▸ **EXERCISE**
Transcribe the records below exactly as they appear.

▸ **DATASET CONTENT**
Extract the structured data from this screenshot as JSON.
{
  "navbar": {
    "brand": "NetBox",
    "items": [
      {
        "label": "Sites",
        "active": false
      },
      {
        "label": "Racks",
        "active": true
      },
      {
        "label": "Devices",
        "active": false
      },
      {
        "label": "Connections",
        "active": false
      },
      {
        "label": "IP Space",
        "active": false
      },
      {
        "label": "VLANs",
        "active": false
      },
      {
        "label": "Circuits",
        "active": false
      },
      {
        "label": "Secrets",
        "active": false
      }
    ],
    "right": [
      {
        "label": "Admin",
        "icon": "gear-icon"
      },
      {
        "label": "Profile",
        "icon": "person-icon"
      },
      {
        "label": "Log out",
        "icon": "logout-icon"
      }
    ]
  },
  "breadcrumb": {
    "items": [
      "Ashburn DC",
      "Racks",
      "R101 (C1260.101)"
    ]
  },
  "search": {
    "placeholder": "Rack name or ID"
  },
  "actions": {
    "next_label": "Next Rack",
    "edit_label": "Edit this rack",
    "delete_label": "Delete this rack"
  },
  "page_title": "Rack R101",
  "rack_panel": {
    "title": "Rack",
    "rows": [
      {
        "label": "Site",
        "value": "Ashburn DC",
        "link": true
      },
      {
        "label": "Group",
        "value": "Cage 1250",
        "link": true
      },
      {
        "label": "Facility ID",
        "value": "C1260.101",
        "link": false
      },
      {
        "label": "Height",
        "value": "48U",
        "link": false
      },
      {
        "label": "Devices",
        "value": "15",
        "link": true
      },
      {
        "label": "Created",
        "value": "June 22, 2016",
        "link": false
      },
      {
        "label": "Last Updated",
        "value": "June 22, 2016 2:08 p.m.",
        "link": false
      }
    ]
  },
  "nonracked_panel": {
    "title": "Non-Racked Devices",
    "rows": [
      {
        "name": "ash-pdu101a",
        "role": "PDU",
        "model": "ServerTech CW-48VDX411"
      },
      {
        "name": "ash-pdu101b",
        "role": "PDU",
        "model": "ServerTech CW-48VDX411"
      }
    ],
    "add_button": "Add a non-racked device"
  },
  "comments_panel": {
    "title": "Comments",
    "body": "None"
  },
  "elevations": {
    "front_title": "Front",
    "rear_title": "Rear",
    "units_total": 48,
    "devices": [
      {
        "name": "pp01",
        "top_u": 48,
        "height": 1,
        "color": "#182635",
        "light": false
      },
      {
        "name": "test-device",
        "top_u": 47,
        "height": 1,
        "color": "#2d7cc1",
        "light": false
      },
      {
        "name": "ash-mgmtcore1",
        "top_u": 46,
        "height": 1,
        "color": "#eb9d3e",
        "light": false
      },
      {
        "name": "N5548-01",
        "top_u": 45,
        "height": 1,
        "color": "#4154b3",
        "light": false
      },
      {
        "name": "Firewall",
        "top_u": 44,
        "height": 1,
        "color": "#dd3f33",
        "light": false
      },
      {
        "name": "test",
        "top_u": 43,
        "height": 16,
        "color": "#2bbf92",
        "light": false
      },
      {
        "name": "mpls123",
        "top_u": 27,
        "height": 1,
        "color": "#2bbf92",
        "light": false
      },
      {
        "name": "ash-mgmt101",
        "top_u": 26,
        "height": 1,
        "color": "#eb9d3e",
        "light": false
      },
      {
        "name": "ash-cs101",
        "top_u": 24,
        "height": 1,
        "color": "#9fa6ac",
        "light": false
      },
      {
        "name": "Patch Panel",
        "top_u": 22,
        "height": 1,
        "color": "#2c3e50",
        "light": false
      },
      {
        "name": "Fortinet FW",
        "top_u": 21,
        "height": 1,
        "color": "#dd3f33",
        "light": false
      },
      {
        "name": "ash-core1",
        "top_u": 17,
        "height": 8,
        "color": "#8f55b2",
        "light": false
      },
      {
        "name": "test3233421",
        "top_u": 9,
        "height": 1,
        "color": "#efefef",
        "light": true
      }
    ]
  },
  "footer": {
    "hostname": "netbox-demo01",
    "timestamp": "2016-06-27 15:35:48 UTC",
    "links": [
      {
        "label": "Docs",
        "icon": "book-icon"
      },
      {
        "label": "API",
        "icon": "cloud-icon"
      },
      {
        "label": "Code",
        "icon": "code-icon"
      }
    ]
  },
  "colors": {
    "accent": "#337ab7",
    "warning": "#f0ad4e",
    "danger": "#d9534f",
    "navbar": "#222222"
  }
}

▸ **THE ANSWER**
Extract the structured data from this screenshot as JSON.
{
  "navbar": {
    "brand": "NetBox",
    "items": [
      {
        "label": "Sites",
        "active": false
      },
      {
        "label": "Racks",
        "active": true
      },
      {
        "label": "Devices",
        "active": false
      },
      {
        "label": "Connections",
        "active": false
      },
      {
        "label": "IP Space",
        "active": false
      },
      {
        "label": "VLANs",
        "active": false
      },
      {
        "label": "Circuits",
        "active": false
      },
      {
        "label": "Secrets",
        "active": false
      }
    ],
    "right": [
      {
        "label": "Admin",
        "icon": "gear-icon"
      },
      {
        "label": "Profile",
        "icon": "person-icon"
      },
      {
        "label": "Log out",
        "icon": "logout-icon"
      }
    ]
  },
  "breadcrumb": {
    "items": [
      "Ashburn DC",
      "Racks",
      "R101 (C1260.101)"
    ]
  },
  "search": {
    "placeholder": "Rack name or ID"
  },
  "actions": {
    "next_label": "Next Rack",
    "edit_label": "Edit this rack",
    "delete_label": "Delete this rack"
  },
  "page_title": "Rack R101",
  "rack_panel": {
    "title": "Rack",
    "rows": [
      {
        "label": "Site",
        "value": "Ashburn DC",
        "link": true
      },
      {
        "label": "Group",
        "value": "Cage 1250",
        "link": true
      },
      {
        "label": "Facility ID",
        "value": "C1260.101",
        "link": false
      },
      {
        "label": "Height",
        "value": "48U",
        "link": false
      },
      {
        "label": "Devices",
        "value": "15",
        "link": true
      },
      {
        "label": "Created",
        "value": "June 22, 2016",
        "link": false
      },
      {
        "label": "Last Updated",
        "value": "June 22, 2016 2:08 p.m.",
        "link": false
      }
    ]
  },
  "nonracked_panel": {
    "title": "Non-Racked Devices",
    "rows": [
      {
        "name": "ash-pdu101a",
        "role": "PDU",
        "model": "ServerTech CW-48VDX411"
      },
      {
        "name": "ash-pdu101b",
        "role": "PDU",
        "model": "ServerTech CW-48VDX411"
      }
    ],
    "add_button": "Add a non-racked device"
  },
  "comments_panel": {
    "title": "Comments",
    "body": "None"
  },
  "elevations": {
    "front_title": "Front",
    "rear_title": "Rear",
    "units_total": 48,
    "devices": [
      {
        "name": "pp01",
        "top_u": 48,
        "height": 1,
        "color": "#182635",
        "light": false
      },
      {
        "name": "test-device",
        "top_u": 47,
        "height": 1,
        "color": "#2d7cc1",
        "light": false
      },
      {
        "name": "ash-mgmtcore1",
        "top_u": 46,
        "height": 1,
        "color": "#eb9d3e",
        "light": false
      },
      {
        "name": "N5548-01",
        "top_u": 45,
        "height": 1,
        "color": "#4154b3",
        "light": false
      },
      {
        "name": "Firewall",
        "top_u": 44,
        "height": 1,
        "color": "#dd3f33",
        "light": false
      },
      {
        "name": "test",
        "top_u": 43,
        "height": 16,
        "color": "#2bbf92",
        "light": false
      },
      {
        "name": "mpls123",
        "top_u": 27,
        "height": 1,
        "color": "#2bbf92",
        "light": false
      },
      {
        "name": "ash-mgmt101",
        "top_u": 26,
        "height": 1,
        "color": "#eb9d3e",
        "light": false
      },
      {
        "name": "ash-cs101",
        "top_u": 24,
        "height": 1,
        "color": "#9fa6ac",
        "light": false
      },
      {
        "name": "Patch Panel",
        "top_u": 22,
        "height": 1,
        "color": "#2c3e50",
        "light": false
      },
      {
        "name": "Fortinet FW",
        "top_u": 21,
        "height": 1,
        "color": "#dd3f33",
        "light": false
      },
      {
        "name": "ash-core1",
        "top_u": 17,
        "height": 8,
        "color": "#8f55b2",
        "light": false
      },
      {
        "name": "test3233421",
        "top_u": 9,
        "height": 1,
        "color": "#efefef",
        "light": true
      }
    ]
  },
  "footer": {
    "hostname": "netbox-demo01",
    "timestamp": "2016-06-27 15:35:48 UTC",
    "links": [
      {
        "label": "Docs",
        "icon": "book-icon"
      },
      {
        "label": "API",
        "icon": "cloud-icon"
      },
      {
        "label": "Code",
        "icon": "code-icon"
      }
    ]
  },
  "colors": {
    "accent": "#337ab7",
    "warning": "#f0ad4e",
    "danger": "#d9534f",
    "navbar": "#222222"
  }
}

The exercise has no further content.